Single by Tini

from the album Un Mechón de Pelo
- Language: Spanish
- Released: 9 April 2024
- Length: 3:23
- Label: 5020; Sony Latin; Hollywood;
- Songwriters: Martina Stoessel; Andrés Torres; Mauricio Rengifo;
- Producers: Andrés Torres; Mauricio Rengifo;

Tini singles chronology
| "Posta" (2024) | "Buenos Aires" (2024) | "Agua" (2024) |

Music video
- "Buenos Aires" on YouTube

= Buenos Aires (Tini song) =

2024 single by Tini

"Buenos Aires" is a song by Argentine singer Tini and the sixth track of her fifth studio album, Un Mechón de Pelo (2024). She wrote the song along with its producers Andrés Torres and Mauricio Rengifo. It was released on 9 April 2024 as the third single from the album through 5020 Records, Sony Music Latin and Hollywood Records. An accompanying music video was released simultaneously.
--- --- ---
* _Job_:
Check each of the following statements against the article about the song "Buenos Aires," answering yes or no and quoting the article's words that decide it. (a) The song is the sixth track on Un Mechón de Pelo. (b) The song was released as the second single from the album. (c) The music video came out at the same time as the single.

* _Material_:
--- --- ---
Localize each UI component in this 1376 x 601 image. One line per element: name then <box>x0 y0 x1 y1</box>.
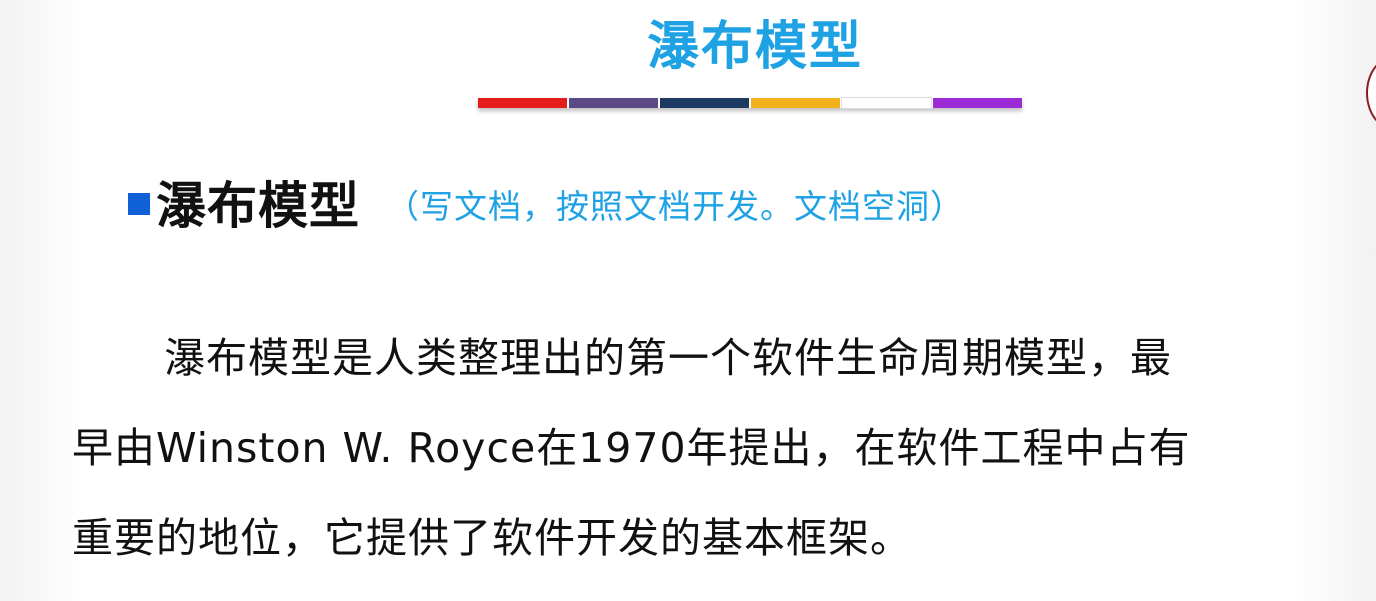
--- --- ---
* _The answer_:
(a) Yes: "the sixth track of her fifth studio album, Un Mechón de Pelo (2024)"
(b) No: "as the third single from the album"
(c) Yes: "An accompanying music video was released simultaneously."